_WRITTEN PROBLEM_.
Extract every line where the string "image" appears.
__________
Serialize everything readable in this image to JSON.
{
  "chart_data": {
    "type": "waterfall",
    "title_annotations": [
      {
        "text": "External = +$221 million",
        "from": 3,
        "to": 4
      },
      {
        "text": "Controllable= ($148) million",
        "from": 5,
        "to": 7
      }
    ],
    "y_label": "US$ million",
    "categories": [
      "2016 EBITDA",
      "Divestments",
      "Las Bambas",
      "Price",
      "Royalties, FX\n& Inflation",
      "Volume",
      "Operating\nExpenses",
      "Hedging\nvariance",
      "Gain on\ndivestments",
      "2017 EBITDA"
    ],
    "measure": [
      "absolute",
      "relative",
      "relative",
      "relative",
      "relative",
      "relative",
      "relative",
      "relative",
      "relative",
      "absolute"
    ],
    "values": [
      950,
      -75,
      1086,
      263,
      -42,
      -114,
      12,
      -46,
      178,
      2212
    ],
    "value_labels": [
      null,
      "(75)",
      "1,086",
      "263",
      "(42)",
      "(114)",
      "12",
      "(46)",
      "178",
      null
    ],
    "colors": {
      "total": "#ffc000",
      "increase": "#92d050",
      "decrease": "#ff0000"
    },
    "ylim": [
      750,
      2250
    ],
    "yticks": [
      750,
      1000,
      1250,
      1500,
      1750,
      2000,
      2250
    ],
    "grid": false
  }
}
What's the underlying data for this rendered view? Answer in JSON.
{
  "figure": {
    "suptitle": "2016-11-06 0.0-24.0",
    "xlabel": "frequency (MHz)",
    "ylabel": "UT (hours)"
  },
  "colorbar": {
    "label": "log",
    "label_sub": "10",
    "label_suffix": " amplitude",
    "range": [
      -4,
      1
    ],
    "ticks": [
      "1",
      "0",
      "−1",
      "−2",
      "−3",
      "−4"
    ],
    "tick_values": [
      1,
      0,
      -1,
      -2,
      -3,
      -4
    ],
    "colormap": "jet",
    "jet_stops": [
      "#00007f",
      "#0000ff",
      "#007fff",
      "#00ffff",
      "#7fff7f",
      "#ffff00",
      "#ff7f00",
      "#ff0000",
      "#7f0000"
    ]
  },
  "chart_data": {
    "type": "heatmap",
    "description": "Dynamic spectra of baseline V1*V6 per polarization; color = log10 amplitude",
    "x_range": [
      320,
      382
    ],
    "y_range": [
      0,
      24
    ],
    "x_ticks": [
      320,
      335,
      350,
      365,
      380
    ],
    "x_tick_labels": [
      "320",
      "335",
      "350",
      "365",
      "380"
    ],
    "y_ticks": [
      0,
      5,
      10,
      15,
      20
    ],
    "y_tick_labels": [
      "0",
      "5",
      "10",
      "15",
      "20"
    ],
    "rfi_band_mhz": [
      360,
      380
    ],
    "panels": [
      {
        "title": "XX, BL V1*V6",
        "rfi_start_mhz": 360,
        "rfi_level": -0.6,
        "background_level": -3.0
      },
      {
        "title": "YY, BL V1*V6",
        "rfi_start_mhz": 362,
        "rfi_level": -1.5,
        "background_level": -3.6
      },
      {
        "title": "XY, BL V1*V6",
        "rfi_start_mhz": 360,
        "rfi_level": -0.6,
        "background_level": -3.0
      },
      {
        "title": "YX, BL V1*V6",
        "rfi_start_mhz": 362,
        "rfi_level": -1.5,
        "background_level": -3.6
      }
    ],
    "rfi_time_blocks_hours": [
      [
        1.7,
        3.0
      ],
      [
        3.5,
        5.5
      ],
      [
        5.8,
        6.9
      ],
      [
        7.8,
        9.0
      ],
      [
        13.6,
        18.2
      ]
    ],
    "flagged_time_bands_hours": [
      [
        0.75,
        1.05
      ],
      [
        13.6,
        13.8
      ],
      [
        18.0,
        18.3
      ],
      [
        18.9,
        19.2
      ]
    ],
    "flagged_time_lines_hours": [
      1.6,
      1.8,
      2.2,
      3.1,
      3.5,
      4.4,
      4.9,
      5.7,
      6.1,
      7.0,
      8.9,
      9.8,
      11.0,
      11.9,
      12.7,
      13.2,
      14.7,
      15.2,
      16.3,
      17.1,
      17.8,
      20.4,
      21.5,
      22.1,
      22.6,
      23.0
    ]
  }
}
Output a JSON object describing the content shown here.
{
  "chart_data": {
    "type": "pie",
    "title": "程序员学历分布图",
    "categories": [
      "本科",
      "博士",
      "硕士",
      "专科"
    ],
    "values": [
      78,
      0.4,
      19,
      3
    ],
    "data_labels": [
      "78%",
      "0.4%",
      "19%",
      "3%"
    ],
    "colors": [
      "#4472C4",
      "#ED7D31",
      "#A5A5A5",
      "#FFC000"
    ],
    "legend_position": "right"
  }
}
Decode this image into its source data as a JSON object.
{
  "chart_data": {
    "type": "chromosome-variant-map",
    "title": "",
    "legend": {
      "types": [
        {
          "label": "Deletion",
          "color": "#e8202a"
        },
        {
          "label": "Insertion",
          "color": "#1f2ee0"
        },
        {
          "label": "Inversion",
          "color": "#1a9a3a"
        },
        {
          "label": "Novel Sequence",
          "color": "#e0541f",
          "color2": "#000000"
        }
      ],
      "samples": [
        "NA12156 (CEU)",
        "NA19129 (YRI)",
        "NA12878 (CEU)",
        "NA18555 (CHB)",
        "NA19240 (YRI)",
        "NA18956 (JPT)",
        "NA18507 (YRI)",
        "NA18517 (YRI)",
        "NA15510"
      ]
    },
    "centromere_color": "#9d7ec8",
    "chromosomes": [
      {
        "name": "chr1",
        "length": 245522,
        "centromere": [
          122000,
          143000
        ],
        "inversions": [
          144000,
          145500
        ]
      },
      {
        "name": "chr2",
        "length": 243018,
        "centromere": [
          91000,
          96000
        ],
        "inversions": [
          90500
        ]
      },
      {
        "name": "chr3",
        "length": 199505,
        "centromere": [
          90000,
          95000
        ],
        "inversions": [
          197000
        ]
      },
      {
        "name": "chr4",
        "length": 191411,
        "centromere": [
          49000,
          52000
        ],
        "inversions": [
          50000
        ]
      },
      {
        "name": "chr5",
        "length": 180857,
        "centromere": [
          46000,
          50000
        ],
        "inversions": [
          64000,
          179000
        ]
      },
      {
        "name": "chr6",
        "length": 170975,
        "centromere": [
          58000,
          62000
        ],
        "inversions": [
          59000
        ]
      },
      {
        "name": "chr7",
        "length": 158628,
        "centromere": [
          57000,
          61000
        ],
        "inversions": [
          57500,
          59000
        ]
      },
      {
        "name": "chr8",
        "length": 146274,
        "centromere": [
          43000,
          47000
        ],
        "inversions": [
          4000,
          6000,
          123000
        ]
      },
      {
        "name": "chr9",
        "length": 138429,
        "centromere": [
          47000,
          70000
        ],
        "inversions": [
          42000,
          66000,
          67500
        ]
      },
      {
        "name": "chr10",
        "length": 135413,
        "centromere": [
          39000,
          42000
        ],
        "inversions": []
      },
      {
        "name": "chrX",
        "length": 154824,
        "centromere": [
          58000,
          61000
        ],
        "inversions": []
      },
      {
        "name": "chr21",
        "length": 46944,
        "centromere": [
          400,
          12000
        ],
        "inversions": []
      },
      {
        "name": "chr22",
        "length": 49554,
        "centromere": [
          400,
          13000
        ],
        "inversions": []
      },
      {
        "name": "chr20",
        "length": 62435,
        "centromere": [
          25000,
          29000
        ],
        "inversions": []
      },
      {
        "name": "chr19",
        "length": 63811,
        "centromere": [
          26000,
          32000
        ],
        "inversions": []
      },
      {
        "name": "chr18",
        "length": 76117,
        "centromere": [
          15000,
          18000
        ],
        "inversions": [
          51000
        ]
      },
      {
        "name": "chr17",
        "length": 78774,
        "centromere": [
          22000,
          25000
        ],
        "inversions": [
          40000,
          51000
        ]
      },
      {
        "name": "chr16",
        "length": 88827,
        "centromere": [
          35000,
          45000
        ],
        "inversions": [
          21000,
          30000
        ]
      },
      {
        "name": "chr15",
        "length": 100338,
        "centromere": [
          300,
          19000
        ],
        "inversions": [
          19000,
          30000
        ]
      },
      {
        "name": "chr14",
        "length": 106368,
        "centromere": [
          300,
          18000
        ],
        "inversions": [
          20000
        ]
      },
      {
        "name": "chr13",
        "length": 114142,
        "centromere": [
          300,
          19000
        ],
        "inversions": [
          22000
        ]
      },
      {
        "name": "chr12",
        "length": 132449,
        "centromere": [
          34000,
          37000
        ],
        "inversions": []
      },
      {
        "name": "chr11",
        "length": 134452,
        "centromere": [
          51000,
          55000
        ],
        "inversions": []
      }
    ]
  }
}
__________
_TASK RESULT_.
Serialize everything readable in this image to JSON.
Decode this image into its source data as a JSON object.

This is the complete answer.